### Stated goal 1
Copy out the Debian-Edu slides email word for word, everything from "According to new" down to "then are 40.000-50.000.".
### Stated goal 2
Pick up the email about the Debian-Edu slides from its last sentence and keep writing it, not the listing.

### Passage given
○ ○ ○ ○ ○
Søndag 14 januar 2007 00:33, skrev Holger Levsen:
> Slides are at http://layer-acht.org/debian-edu_LCA2007.pdf - if you have
> some time, please give me some feedback

Excellent slides Holger. I got some additional info: 

Slide 5 (A mix of facts, ....)

* Including translators and documentators, then 150 are working voluntarely. 

There are a lot of translators and people work on documentation in 
debian-edu. They are not direct Debian developers, but there are at least 
120 people working with translations and documentations. 

This is based on the last count of commiters in our online repository 
(subversion). It was 150 committers totally, where 30 of them are 
debian-edu developers as in coding, bugfixing, configuration and 
development. 

* Most likely there are > 450 schools using Skolelinux

According to new numbers from Skolelinux Drift, there are between 250-300 
schools just in Norway using Skolelinux. The average number of students in 
primary schools are some less that 200. Numbers of Skolelinux users in 
Norway then are 40.000-50.000. 

There are also installation we know of in African countries with >60 
schools, as a part of faren aid. This is installations done with help from 
FAIR, Fair Allocation of Infotech Resources: 

http://www.fairinternational.org/

Kurt Gramlich (Skolelinux Germany) says it's > 70 schools in Germany. The 
numbers are growing in Franch and other European countries too. So I would 
say that > 450 schools are more likely when estemating installed base.
○ ○ ○ ○ ○
### Supplied data
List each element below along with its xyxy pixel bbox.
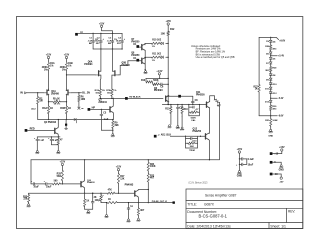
○ ○ ○ ○ ○
### Written reply 1
According to new numbers from Skolelinux Drift, there are between 250-300 
schools just in Norway using Skolelinux. The average number of students in 
primary schools are some less that 200. Numbers of Skolelinux users in 
Norway then are 40.000-50.000.

### Written reply 2
* Cooperation aggreement with "everyone"

We have cooperation agreements with Edubuntu, LinEx (Extremadura Spain), 
KDE-edu, PSL-Brasil, mDUXa and the UN/MIT project One Laptop per Child. We 
have been to joint developer gatherings to exchange experiences, code and 
good solutions. Everyone work together to make free software even better 
for education all over the world. 

In Norway ministers visit Holmlia skole wich is a school in Norway using  
Skolelinux. The ministeres says that using free software has been 
overwhelmingly positive with unike stability, and effortless use of 
computers that would be outdated if running proprietary software. Holmlia 
primary school also uses smart board on Linux, and pupils can download a 
vidcast on their iPod, on a mobile device or to recapture important stuff 
and lectures to their home computer. 

http://odin.dep.no/fad/norsk/aktuelt/nyheter/071001-210039/dok-bn.html

Would't you just join our cool project?